Leaving out all images, write out the records that follow exactly.
══ Data shown
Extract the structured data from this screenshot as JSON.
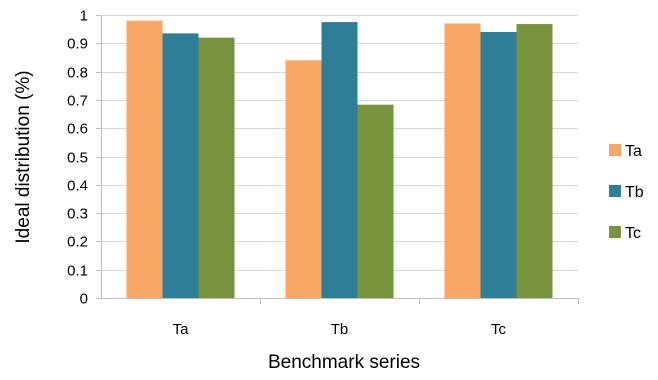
{
  "chart_data": {
    "type": "bar",
    "title": "",
    "xlabel": "Benchmark series",
    "ylabel": "Ideal distribution (%)",
    "categories": [
      "Ta",
      "Tb",
      "Tc"
    ],
    "ylim": [
      0,
      1
    ],
    "yticks": [
      "0",
      "0.1",
      "0.2",
      "0.3",
      "0.4",
      "0.5",
      "0.6",
      "0.7",
      "0.8",
      "0.9",
      "1"
    ],
    "grid": true,
    "legend_position": "right",
    "series": [
      {
        "name": "Ta",
        "color": "#f9a765",
        "values": [
          0.98,
          0.84,
          0.97
        ]
      },
      {
        "name": "Tb",
        "color": "#2e7e98",
        "values": [
          0.935,
          0.975,
          0.94
        ]
      },
      {
        "name": "Tc",
        "color": "#77933c",
        "values": [
          0.92,
          0.683,
          0.968
        ]
      }
    ]
  }
}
════
Solution for this task
Extract the structured data from this screenshot as JSON.
{
  "chart_data": {
    "type": "bar",
    "title": "",
    "xlabel": "Benchmark series",
    "ylabel": "Ideal distribution (%)",
    "categories": [
      "Ta",
      "Tb",
      "Tc"
    ],
    "ylim": [
      0,
      1
    ],
    "yticks": [
      "0",
      "0.1",
      "0.2",
      "0.3",
      "0.4",
      "0.5",
      "0.6",
      "0.7",
      "0.8",
      "0.9",
      "1"
    ],
    "grid": true,
    "legend_position": "right",
    "series": [
      {
        "name": "Ta",
        "color": "#f9a765",
        "values": [
          0.98,
          0.84,
          0.97
        ]
      },
      {
        "name": "Tb",
        "color": "#2e7e98",
        "values": [
          0.935,
          0.975,
          0.94
        ]
      },
      {
        "name": "Tc",
        "color": "#77933c",
        "values": [
          0.92,
          0.683,
          0.968
        ]
      }
    ]
  }
}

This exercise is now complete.